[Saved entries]
►
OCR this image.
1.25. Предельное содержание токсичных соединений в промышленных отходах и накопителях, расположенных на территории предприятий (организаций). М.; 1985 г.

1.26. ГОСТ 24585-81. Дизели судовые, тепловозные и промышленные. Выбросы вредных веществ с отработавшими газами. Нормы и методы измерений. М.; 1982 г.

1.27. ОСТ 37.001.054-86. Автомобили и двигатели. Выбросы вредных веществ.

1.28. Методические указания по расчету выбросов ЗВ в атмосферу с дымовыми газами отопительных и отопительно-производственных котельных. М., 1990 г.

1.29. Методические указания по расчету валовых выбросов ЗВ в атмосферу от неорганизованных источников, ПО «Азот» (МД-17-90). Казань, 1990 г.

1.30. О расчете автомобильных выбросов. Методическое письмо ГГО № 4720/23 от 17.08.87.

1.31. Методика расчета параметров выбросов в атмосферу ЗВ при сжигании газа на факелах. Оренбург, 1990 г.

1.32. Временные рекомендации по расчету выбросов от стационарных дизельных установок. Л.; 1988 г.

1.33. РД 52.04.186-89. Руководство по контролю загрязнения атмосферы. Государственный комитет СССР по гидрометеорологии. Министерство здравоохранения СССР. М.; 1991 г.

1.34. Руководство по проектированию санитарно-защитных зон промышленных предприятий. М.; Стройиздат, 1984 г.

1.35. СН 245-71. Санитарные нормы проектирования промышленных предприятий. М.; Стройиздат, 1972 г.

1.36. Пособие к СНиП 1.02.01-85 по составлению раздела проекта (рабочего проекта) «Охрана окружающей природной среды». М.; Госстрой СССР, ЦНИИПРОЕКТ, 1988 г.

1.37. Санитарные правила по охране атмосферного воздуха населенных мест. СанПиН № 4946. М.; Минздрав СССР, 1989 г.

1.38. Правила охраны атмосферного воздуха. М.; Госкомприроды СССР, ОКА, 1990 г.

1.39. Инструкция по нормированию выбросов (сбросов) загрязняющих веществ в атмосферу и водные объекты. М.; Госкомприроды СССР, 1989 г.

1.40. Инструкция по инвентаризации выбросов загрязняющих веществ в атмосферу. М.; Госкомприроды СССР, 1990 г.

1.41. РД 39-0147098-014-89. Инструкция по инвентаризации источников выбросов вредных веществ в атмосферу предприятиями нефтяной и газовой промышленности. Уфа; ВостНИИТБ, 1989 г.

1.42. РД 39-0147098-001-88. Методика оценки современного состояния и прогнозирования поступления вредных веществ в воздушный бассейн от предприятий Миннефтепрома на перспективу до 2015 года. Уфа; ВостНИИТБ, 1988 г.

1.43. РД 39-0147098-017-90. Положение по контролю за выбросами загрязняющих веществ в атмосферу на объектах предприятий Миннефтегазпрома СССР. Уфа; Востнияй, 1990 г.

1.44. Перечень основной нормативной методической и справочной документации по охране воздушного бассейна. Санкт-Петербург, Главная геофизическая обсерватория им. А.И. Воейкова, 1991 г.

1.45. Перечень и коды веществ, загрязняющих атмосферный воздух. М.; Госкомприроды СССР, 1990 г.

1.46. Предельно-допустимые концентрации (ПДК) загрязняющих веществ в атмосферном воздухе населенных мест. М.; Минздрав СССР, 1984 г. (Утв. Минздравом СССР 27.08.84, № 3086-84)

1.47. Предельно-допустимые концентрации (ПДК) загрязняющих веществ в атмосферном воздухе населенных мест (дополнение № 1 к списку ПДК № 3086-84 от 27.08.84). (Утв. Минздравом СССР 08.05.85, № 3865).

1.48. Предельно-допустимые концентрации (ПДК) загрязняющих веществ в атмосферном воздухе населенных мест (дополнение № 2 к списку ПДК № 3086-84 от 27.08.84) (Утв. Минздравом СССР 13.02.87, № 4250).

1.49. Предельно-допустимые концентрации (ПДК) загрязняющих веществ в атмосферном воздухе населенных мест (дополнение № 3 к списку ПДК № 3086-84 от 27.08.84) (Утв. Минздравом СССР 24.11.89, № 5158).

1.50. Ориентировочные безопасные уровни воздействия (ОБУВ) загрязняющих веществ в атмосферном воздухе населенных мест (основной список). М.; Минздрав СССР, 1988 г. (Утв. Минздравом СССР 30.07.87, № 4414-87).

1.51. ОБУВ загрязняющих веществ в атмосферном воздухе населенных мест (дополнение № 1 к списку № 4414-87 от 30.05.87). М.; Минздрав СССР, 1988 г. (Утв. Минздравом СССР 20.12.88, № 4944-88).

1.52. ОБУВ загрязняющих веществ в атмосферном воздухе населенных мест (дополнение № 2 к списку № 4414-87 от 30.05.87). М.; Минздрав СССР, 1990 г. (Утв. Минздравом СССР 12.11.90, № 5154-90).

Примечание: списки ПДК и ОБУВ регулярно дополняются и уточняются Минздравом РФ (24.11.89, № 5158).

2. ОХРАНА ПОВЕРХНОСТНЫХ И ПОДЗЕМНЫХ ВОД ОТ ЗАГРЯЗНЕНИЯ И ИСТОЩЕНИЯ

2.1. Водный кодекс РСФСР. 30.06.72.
◄
### What to produce
Say how many lines in the listing above include "газами". Give nothing but the number.

### The completed task
2